-- begin SUPPLIED ENTRIES --
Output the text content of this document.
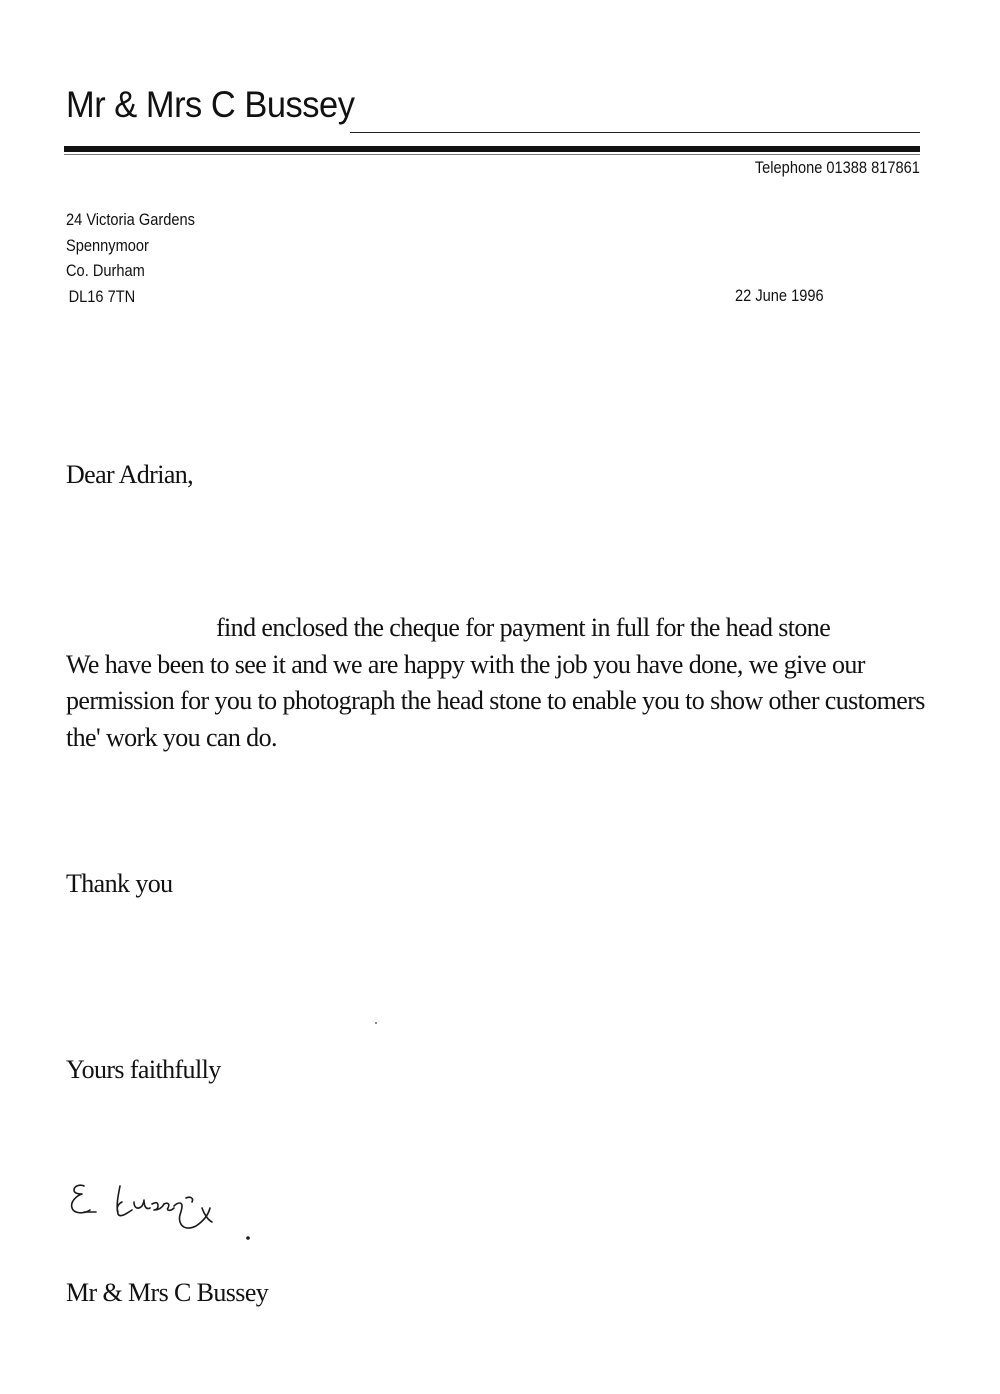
Mr & Mrs C Bussey
Telephone 01388 817861
24 Victoria Gardens
Spennymoor
Co. Durham
DL16 7TN	22 June 1996
Dear Adrian,
find enclosed the cheque for payment in full for the head stone
We have been to see it and we are happy with the job you have done, we give our
permission for you to photograph the head stone to enable you to show other customers
the' work you can do.
Thank you
Yours faithfully
Mr & Mrs C Bussey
-- end SUPPLIED ENTRIES --
## WHAT IS ASKED
Reproduce every line precisely as given, omitting all pictures.

## THE RESULT
Output the text content of this document.
Mr & Mrs C Bussey
Telephone 01388 817861
24 Victoria Gardens
Spennymoor
Co. Durham
DL16 7TN	22 June 1996
Dear Adrian,
find enclosed the cheque for payment in full for the head stone
We have been to see it and we are happy with the job you have done, we give our
permission for you to photograph the head stone to enable you to show other customers
the' work you can do.
Thank you
Yours faithfully
Mr & Mrs C Bussey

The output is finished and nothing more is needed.